Task details. Keep only the lines of the listing that include the word "text", and copy them.

Data.
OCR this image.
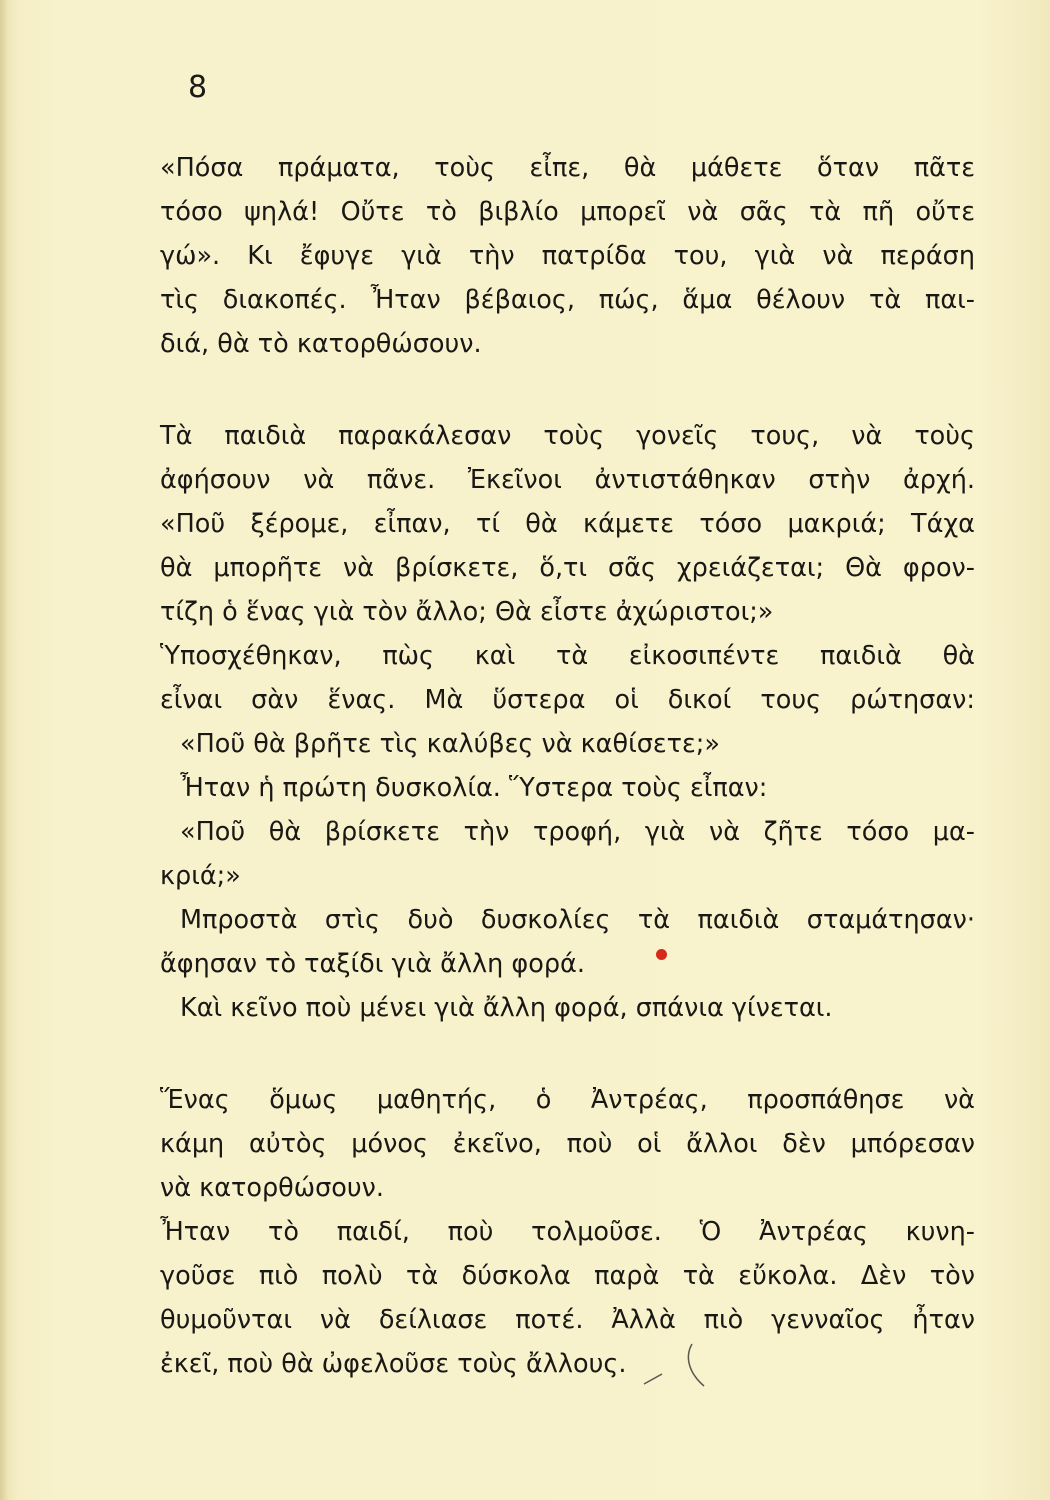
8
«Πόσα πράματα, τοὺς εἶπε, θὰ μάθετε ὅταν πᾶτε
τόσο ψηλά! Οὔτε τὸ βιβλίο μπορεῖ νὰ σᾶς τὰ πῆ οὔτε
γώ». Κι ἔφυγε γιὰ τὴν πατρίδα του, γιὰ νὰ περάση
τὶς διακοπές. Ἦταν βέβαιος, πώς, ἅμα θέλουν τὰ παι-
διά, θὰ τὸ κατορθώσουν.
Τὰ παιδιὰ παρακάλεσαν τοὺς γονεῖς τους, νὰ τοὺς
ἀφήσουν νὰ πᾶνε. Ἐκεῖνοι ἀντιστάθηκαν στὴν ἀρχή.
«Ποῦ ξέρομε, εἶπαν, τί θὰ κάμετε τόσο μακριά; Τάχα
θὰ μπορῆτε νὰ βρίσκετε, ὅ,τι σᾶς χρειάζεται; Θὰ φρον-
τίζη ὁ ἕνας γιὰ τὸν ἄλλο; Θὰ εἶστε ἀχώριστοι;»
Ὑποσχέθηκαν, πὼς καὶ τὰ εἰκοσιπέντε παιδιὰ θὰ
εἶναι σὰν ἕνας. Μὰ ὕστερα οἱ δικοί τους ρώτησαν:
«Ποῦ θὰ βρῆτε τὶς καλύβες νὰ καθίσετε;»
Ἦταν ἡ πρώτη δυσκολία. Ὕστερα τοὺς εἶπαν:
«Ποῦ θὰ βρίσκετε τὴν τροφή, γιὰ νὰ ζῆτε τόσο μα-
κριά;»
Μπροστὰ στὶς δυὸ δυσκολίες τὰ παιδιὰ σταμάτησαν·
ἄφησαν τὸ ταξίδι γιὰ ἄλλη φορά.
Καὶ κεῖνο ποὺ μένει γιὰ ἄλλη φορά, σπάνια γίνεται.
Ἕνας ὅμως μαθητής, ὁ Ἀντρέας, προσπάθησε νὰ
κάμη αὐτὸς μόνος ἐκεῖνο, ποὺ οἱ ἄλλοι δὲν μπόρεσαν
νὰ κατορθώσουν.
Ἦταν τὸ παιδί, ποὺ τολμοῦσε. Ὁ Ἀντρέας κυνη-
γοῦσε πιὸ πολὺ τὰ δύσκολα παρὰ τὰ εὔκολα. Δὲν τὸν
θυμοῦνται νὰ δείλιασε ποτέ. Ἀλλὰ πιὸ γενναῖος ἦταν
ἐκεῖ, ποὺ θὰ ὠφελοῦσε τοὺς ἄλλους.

--

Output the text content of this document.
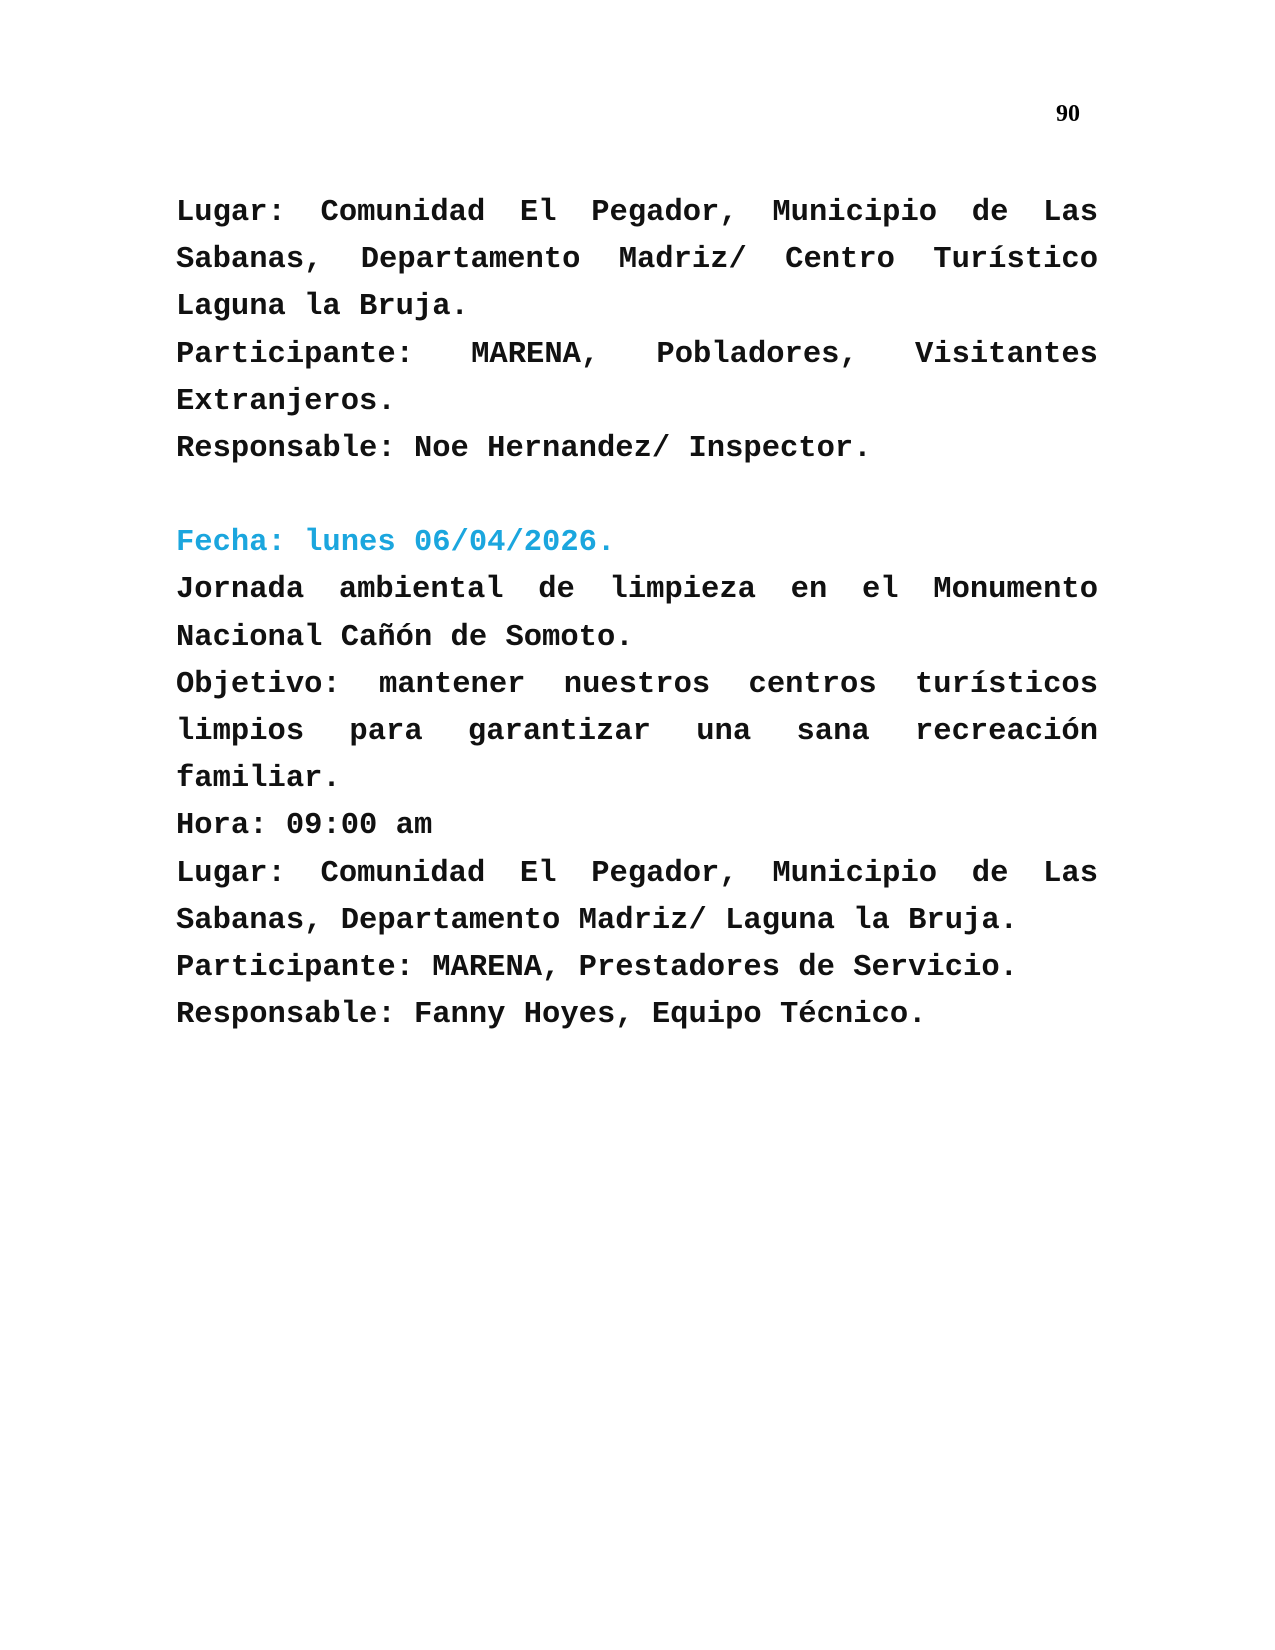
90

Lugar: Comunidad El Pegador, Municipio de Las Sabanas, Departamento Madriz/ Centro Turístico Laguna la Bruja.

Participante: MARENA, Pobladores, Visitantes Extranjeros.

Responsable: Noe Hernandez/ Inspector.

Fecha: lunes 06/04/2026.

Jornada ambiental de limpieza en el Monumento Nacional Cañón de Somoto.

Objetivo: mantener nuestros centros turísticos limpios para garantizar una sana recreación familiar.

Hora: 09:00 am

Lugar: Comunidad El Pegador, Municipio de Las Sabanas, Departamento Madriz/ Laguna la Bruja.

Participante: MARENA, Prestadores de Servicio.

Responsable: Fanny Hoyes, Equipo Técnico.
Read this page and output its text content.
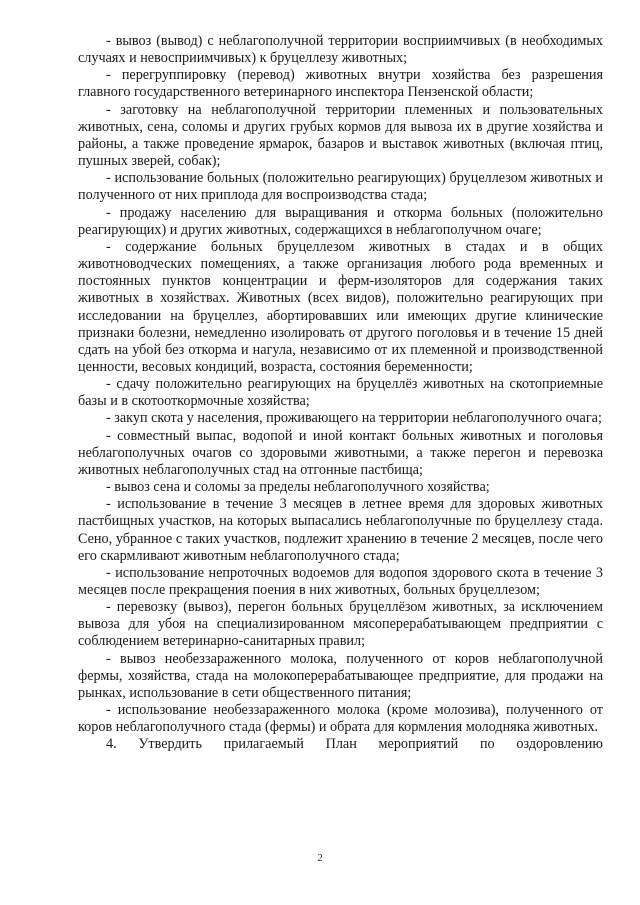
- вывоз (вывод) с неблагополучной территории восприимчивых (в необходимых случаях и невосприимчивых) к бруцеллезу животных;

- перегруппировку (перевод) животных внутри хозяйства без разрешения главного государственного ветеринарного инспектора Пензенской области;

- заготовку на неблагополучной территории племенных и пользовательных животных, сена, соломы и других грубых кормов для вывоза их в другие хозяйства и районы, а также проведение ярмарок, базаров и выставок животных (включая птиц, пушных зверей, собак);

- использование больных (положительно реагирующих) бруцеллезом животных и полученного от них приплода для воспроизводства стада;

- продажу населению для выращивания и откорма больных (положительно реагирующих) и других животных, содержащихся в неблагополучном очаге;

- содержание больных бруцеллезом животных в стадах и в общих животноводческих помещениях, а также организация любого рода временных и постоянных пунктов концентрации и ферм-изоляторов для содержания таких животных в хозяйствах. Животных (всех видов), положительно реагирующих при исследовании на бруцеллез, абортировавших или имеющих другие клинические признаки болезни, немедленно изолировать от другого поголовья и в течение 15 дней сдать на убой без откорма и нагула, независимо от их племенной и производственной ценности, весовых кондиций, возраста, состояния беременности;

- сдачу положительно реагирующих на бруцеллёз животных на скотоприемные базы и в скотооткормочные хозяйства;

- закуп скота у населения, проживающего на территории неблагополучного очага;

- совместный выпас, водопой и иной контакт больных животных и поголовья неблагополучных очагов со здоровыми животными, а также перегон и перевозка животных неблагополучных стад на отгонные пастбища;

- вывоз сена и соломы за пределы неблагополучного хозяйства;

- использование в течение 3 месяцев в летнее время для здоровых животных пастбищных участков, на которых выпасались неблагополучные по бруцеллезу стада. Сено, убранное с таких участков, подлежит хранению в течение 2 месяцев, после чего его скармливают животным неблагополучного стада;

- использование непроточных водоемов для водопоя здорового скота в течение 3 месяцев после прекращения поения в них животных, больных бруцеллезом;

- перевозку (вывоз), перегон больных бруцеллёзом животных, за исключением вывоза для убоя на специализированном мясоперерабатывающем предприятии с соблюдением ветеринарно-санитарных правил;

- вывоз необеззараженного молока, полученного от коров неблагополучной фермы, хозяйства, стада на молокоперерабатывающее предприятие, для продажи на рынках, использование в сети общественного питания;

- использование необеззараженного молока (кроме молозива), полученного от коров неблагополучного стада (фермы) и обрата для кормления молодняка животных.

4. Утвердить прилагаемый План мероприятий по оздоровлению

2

Solution to this exercise.
Output the text content of this document.
Read this page and output its text content.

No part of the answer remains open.